* start Data supplied *
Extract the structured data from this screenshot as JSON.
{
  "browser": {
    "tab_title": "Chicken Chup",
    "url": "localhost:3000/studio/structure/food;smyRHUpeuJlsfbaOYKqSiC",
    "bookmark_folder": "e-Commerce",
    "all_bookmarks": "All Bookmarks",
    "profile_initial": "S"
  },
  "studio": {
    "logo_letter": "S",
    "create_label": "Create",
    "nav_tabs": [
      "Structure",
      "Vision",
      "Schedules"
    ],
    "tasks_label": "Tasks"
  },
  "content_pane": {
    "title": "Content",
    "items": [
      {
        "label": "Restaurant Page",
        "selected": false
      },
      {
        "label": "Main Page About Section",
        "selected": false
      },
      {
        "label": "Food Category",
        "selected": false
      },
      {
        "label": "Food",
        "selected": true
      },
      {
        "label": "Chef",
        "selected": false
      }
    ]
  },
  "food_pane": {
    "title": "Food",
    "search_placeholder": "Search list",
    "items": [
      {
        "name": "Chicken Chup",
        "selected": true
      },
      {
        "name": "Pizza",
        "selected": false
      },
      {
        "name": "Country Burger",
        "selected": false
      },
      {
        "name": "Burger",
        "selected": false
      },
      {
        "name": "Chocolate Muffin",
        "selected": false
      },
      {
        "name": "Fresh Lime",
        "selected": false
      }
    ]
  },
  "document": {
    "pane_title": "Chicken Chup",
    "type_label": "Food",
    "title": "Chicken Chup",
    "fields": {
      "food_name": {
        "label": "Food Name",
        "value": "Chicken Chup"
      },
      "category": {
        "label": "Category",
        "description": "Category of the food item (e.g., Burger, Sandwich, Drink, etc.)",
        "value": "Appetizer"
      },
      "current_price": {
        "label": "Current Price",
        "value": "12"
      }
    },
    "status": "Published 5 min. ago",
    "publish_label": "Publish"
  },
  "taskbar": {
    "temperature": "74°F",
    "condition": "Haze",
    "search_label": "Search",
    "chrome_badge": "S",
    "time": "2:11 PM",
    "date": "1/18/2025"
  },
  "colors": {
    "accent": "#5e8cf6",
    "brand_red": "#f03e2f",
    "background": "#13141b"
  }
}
* end Data supplied *
What to work on
Repeat the records above exactly.

Written answer
Extract the structured data from this screenshot as JSON.
{
  "browser": {
    "tab_title": "Chicken Chup",
    "url": "localhost:3000/studio/structure/food;smyRHUpeuJlsfbaOYKqSiC",
    "bookmark_folder": "e-Commerce",
    "all_bookmarks": "All Bookmarks",
    "profile_initial": "S"
  },
  "studio": {
    "logo_letter": "S",
    "create_label": "Create",
    "nav_tabs": [
      "Structure",
      "Vision",
      "Schedules"
    ],
    "tasks_label": "Tasks"
  },
  "content_pane": {
    "title": "Content",
    "items": [
      {
        "label": "Restaurant Page",
        "selected": false
      },
      {
        "label": "Main Page About Section",
        "selected": false
      },
      {
        "label": "Food Category",
        "selected": false
      },
      {
        "label": "Food",
        "selected": true
      },
      {
        "label": "Chef",
        "selected": false
      }
    ]
  },
  "food_pane": {
    "title": "Food",
    "search_placeholder": "Search list",
    "items": [
      {
        "name": "Chicken Chup",
        "selected": true
      },
      {
        "name": "Pizza",
        "selected": false
      },
      {
        "name": "Country Burger",
        "selected": false
      },
      {
        "name": "Burger",
        "selected": false
      },
      {
        "name": "Chocolate Muffin",
        "selected": false
      },
      {
        "name": "Fresh Lime",
        "selected": false
      }
    ]
  },
  "document": {
    "pane_title": "Chicken Chup",
    "type_label": "Food",
    "title": "Chicken Chup",
    "fields": {
      "food_name": {
        "label": "Food Name",
        "value": "Chicken Chup"
      },
      "category": {
        "label": "Category",
        "description": "Category of the food item (e.g., Burger, Sandwich, Drink, etc.)",
        "value": "Appetizer"
      },
      "current_price": {
        "label": "Current Price",
        "value": "12"
      }
    },
    "status": "Published 5 min. ago",
    "publish_label": "Publish"
  },
  "taskbar": {
    "temperature": "74°F",
    "condition": "Haze",
    "search_label": "Search",
    "chrome_badge": "S",
    "time": "2:11 PM",
    "date": "1/18/2025"
  },
  "colors": {
    "accent": "#5e8cf6",
    "brand_red": "#f03e2f",
    "background": "#13141b"
  }
}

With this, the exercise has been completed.